** BEGIN **

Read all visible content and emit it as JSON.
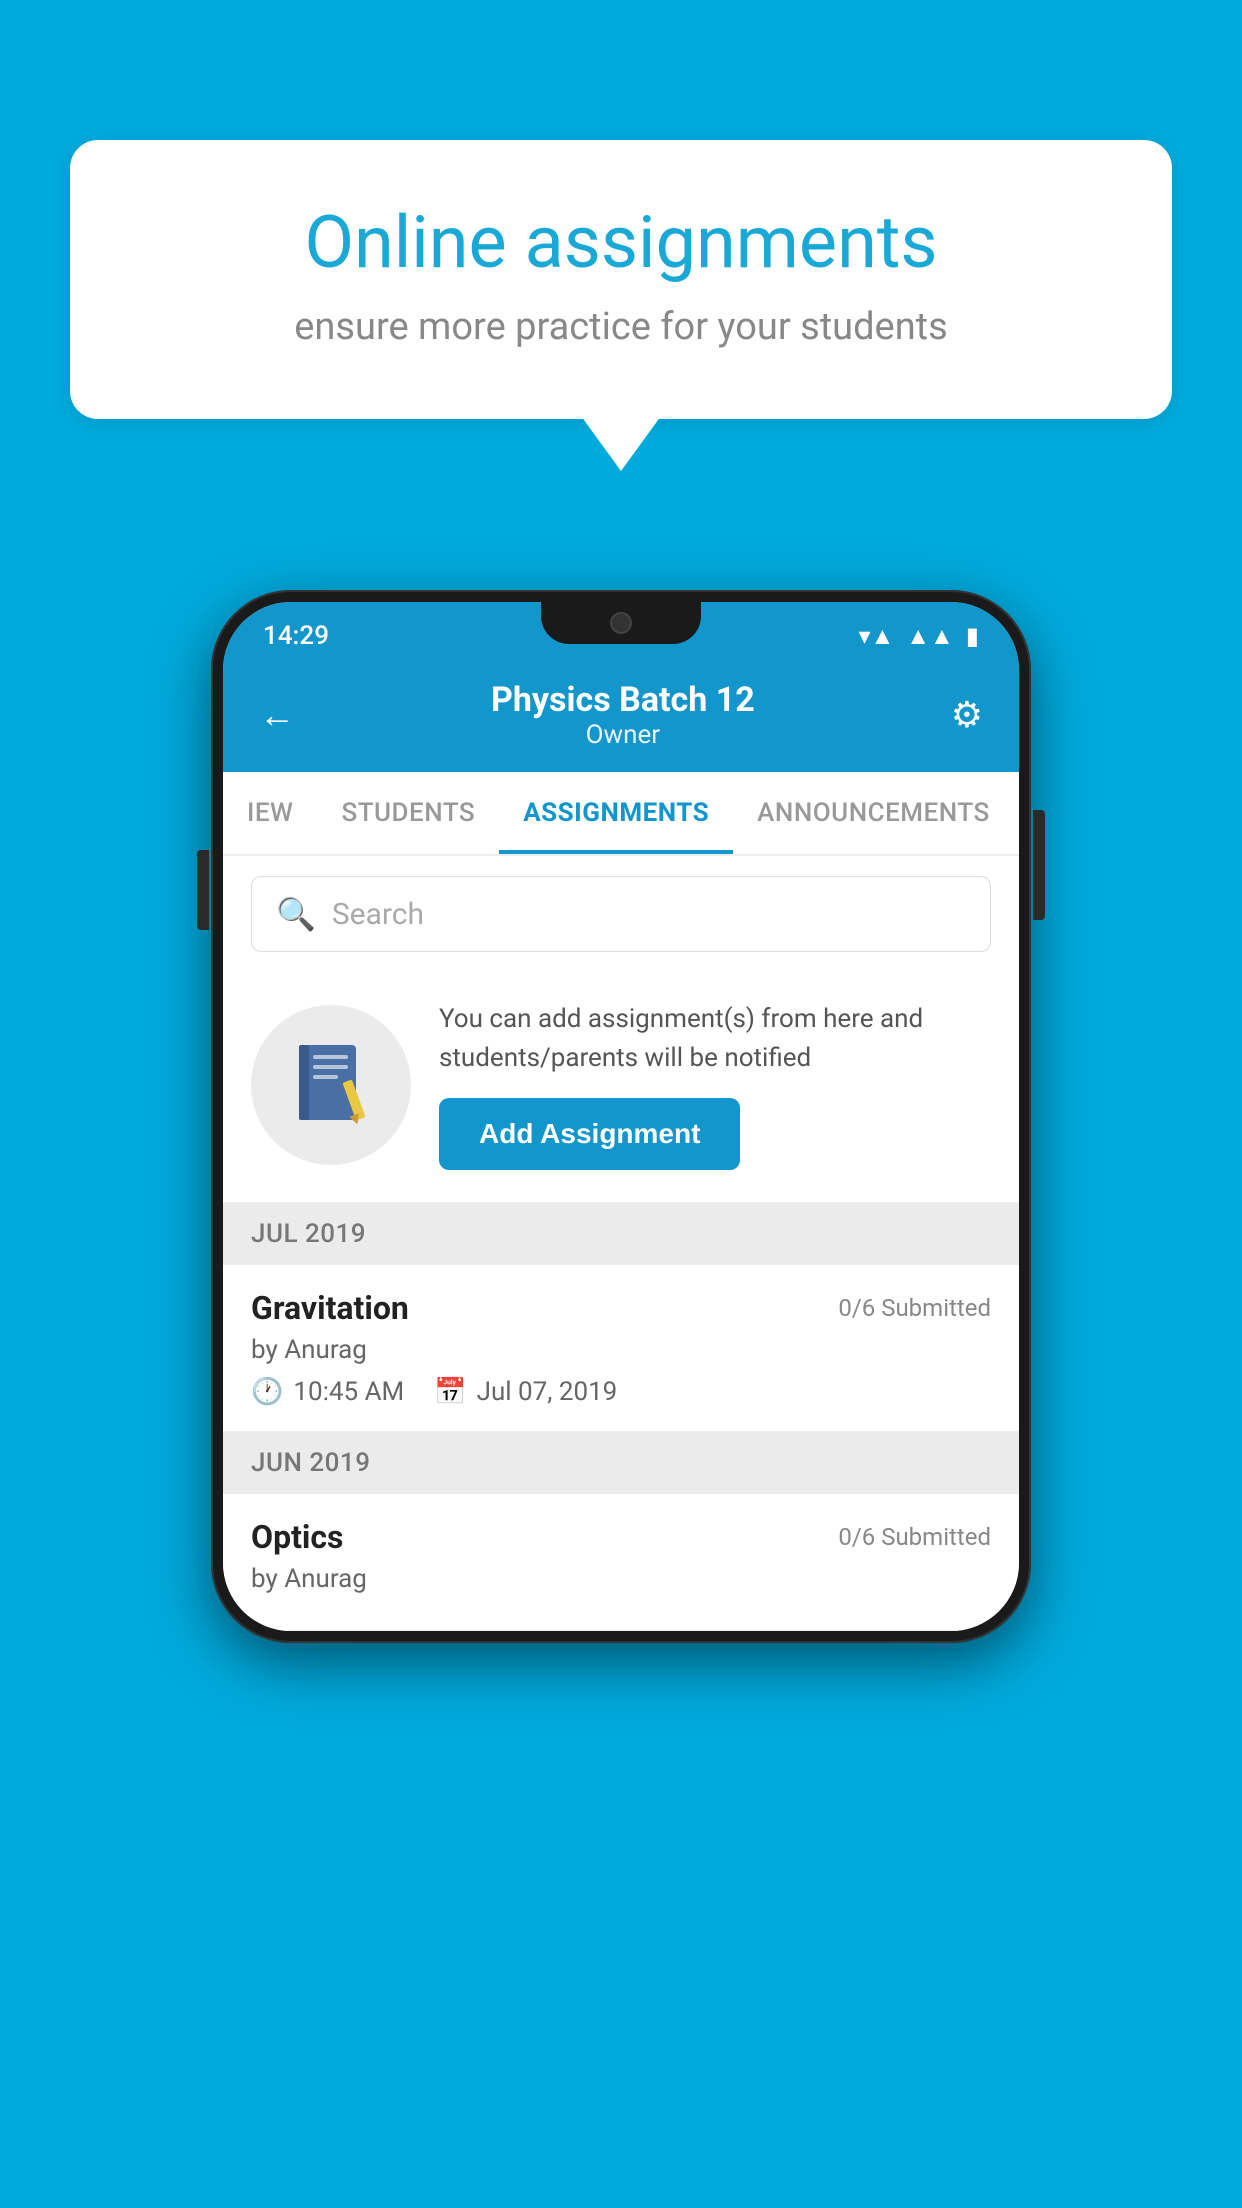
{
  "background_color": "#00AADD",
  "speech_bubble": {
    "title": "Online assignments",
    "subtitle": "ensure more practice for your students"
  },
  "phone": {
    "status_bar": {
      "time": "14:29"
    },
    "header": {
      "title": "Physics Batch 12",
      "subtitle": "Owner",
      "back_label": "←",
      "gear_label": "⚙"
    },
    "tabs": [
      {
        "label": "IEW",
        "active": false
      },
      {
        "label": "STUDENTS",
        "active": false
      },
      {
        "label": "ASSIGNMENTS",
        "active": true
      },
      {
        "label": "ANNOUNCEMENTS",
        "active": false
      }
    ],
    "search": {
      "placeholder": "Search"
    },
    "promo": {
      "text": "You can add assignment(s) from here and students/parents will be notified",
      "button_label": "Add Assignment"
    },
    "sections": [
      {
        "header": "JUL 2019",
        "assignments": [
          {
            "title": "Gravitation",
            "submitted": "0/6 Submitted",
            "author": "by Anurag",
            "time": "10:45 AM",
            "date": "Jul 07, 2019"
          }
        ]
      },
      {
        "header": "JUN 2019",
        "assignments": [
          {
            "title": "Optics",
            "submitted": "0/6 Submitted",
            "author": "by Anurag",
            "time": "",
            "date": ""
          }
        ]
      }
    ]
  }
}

** END **

§ **TASK DETAILS**: Restate the listing above word for word, and skip the pictures.

§ **EXERCISE OUTPUT**:
Read all visible content and emit it as JSON.
{
  "background_color": "#00AADD",
  "speech_bubble": {
    "title": "Online assignments",
    "subtitle": "ensure more practice for your students"
  },
  "phone": {
    "status_bar": {
      "time": "14:29"
    },
    "header": {
      "title": "Physics Batch 12",
      "subtitle": "Owner",
      "back_label": "←",
      "gear_label": "⚙"
    },
    "tabs": [
      {
        "label": "IEW",
        "active": false
      },
      {
        "label": "STUDENTS",
        "active": false
      },
      {
        "label": "ASSIGNMENTS",
        "active": true
      },
      {
        "label": "ANNOUNCEMENTS",
        "active": false
      }
    ],
    "search": {
      "placeholder": "Search"
    },
    "promo": {
      "text": "You can add assignment(s) from here and students/parents will be notified",
      "button_label": "Add Assignment"
    },
    "sections": [
      {
        "header": "JUL 2019",
        "assignments": [
          {
            "title": "Gravitation",
            "submitted": "0/6 Submitted",
            "author": "by Anurag",
            "time": "10:45 AM",
            "date": "Jul 07, 2019"
          }
        ]
      },
      {
        "header": "JUN 2019",
        "assignments": [
          {
            "title": "Optics",
            "submitted": "0/6 Submitted",
            "author": "by Anurag",
            "time": "",
            "date": ""
          }
        ]
      }
    ]
  }
}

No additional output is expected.